- **Lines of data**:

* * * *

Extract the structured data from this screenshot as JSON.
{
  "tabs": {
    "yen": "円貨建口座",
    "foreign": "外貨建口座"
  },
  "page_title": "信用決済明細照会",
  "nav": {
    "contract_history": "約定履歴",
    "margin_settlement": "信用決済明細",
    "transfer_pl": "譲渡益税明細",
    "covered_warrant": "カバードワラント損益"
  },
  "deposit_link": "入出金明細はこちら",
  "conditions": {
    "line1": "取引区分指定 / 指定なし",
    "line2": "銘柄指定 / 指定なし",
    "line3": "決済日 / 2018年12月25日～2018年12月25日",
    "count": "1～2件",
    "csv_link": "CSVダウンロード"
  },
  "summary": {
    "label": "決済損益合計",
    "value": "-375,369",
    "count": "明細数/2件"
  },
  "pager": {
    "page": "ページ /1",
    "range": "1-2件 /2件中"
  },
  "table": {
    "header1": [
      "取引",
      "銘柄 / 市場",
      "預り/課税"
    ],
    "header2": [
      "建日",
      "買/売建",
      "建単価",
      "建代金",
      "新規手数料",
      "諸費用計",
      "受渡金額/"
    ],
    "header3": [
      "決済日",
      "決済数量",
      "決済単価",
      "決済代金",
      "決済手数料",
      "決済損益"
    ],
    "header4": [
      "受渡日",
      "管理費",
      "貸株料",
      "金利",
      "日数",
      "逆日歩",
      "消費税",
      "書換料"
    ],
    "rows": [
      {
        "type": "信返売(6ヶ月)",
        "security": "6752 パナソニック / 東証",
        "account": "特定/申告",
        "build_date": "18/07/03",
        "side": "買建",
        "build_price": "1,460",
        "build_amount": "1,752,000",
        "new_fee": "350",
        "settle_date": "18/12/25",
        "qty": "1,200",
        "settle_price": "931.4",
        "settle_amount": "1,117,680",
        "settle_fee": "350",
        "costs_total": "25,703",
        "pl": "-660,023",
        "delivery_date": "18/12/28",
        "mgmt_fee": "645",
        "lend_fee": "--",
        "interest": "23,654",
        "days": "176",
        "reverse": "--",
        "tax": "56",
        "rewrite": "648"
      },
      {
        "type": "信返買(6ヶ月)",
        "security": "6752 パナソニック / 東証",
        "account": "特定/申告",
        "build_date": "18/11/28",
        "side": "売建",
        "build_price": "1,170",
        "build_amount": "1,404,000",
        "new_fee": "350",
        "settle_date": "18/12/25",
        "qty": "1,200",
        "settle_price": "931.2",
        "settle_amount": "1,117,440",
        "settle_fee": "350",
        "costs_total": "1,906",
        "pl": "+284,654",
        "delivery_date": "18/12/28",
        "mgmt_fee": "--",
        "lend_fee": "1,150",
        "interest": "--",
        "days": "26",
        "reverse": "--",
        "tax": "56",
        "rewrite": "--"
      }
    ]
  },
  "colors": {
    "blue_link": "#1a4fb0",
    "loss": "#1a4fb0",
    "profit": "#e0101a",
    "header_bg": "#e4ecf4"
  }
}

* * * *

- **Objective**: Retype the material in full. Each word must match.

- **The completed task**:
Extract the structured data from this screenshot as JSON.
{
  "tabs": {
    "yen": "円貨建口座",
    "foreign": "外貨建口座"
  },
  "page_title": "信用決済明細照会",
  "nav": {
    "contract_history": "約定履歴",
    "margin_settlement": "信用決済明細",
    "transfer_pl": "譲渡益税明細",
    "covered_warrant": "カバードワラント損益"
  },
  "deposit_link": "入出金明細はこちら",
  "conditions": {
    "line1": "取引区分指定 / 指定なし",
    "line2": "銘柄指定 / 指定なし",
    "line3": "決済日 / 2018年12月25日～2018年12月25日",
    "count": "1～2件",
    "csv_link": "CSVダウンロード"
  },
  "summary": {
    "label": "決済損益合計",
    "value": "-375,369",
    "count": "明細数/2件"
  },
  "pager": {
    "page": "ページ /1",
    "range": "1-2件 /2件中"
  },
  "table": {
    "header1": [
      "取引",
      "銘柄 / 市場",
      "預り/課税"
    ],
    "header2": [
      "建日",
      "買/売建",
      "建単価",
      "建代金",
      "新規手数料",
      "諸費用計",
      "受渡金額/"
    ],
    "header3": [
      "決済日",
      "決済数量",
      "決済単価",
      "決済代金",
      "決済手数料",
      "決済損益"
    ],
    "header4": [
      "受渡日",
      "管理費",
      "貸株料",
      "金利",
      "日数",
      "逆日歩",
      "消費税",
      "書換料"
    ],
    "rows": [
      {
        "type": "信返売(6ヶ月)",
        "security": "6752 パナソニック / 東証",
        "account": "特定/申告",
        "build_date": "18/07/03",
        "side": "買建",
        "build_price": "1,460",
        "build_amount": "1,752,000",
        "new_fee": "350",
        "settle_date": "18/12/25",
        "qty": "1,200",
        "settle_price": "931.4",
        "settle_amount": "1,117,680",
        "settle_fee": "350",
        "costs_total": "25,703",
        "pl": "-660,023",
        "delivery_date": "18/12/28",
        "mgmt_fee": "645",
        "lend_fee": "--",
        "interest": "23,654",
        "days": "176",
        "reverse": "--",
        "tax": "56",
        "rewrite": "648"
      },
      {
        "type": "信返買(6ヶ月)",
        "security": "6752 パナソニック / 東証",
        "account": "特定/申告",
        "build_date": "18/11/28",
        "side": "売建",
        "build_price": "1,170",
        "build_amount": "1,404,000",
        "new_fee": "350",
        "settle_date": "18/12/25",
        "qty": "1,200",
        "settle_price": "931.2",
        "settle_amount": "1,117,440",
        "settle_fee": "350",
        "costs_total": "1,906",
        "pl": "+284,654",
        "delivery_date": "18/12/28",
        "mgmt_fee": "--",
        "lend_fee": "1,150",
        "interest": "--",
        "days": "26",
        "reverse": "--",
        "tax": "56",
        "rewrite": "--"
      }
    ]
  },
  "colors": {
    "blue_link": "#1a4fb0",
    "loss": "#1a4fb0",
    "profit": "#e0101a",
    "header_bg": "#e4ecf4"
  }
}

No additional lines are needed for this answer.